- **Given instruction**
Write out all the data again, exactly as it stands.
┌──
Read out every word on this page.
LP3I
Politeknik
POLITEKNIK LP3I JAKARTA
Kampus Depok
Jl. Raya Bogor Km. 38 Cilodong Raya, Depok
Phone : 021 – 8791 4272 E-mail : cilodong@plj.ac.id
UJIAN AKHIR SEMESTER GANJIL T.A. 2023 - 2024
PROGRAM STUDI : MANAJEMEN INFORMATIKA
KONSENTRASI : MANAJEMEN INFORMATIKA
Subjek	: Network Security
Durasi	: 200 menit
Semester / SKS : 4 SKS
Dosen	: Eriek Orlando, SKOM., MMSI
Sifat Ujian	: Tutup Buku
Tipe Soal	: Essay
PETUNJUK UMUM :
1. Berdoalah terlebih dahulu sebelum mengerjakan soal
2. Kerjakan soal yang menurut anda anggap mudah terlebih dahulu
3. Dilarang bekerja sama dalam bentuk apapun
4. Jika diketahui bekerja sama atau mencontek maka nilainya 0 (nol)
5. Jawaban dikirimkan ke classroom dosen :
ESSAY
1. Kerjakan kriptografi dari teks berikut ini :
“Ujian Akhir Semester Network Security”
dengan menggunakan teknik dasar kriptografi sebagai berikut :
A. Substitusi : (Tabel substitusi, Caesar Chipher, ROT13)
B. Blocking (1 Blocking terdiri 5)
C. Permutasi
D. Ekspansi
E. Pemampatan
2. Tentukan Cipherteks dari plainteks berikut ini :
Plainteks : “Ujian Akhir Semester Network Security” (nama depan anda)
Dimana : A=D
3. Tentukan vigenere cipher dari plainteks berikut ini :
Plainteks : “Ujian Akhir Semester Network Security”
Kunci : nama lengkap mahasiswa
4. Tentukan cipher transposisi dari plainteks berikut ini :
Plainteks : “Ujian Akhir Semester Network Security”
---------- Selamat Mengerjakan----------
└──
- **Solution for this problem**
Read out every word on this page.
LP3I
Politeknik
POLITEKNIK LP3I JAKARTA
Kampus Depok
Jl. Raya Bogor Km. 38 Cilodong Raya, Depok
Phone : 021 – 8791 4272 E-mail : cilodong@plj.ac.id
UJIAN AKHIR SEMESTER GANJIL T.A. 2023 - 2024
PROGRAM STUDI : MANAJEMEN INFORMATIKA
KONSENTRASI : MANAJEMEN INFORMATIKA
Subjek	: Network Security
Durasi	: 200 menit
Semester / SKS : 4 SKS
Dosen	: Eriek Orlando, SKOM., MMSI
Sifat Ujian	: Tutup Buku
Tipe Soal	: Essay
PETUNJUK UMUM :
1. Berdoalah terlebih dahulu sebelum mengerjakan soal
2. Kerjakan soal yang menurut anda anggap mudah terlebih dahulu
3. Dilarang bekerja sama dalam bentuk apapun
4. Jika diketahui bekerja sama atau mencontek maka nilainya 0 (nol)
5. Jawaban dikirimkan ke classroom dosen :
ESSAY
1. Kerjakan kriptografi dari teks berikut ini :
“Ujian Akhir Semester Network Security”
dengan menggunakan teknik dasar kriptografi sebagai berikut :
A. Substitusi : (Tabel substitusi, Caesar Chipher, ROT13)
B. Blocking (1 Blocking terdiri 5)
C. Permutasi
D. Ekspansi
E. Pemampatan
2. Tentukan Cipherteks dari plainteks berikut ini :
Plainteks : “Ujian Akhir Semester Network Security” (nama depan anda)
Dimana : A=D
3. Tentukan vigenere cipher dari plainteks berikut ini :
Plainteks : “Ujian Akhir Semester Network Security”
Kunci : nama lengkap mahasiswa
4. Tentukan cipher transposisi dari plainteks berikut ini :
Plainteks : “Ujian Akhir Semester Network Security”
---------- Selamat Mengerjakan----------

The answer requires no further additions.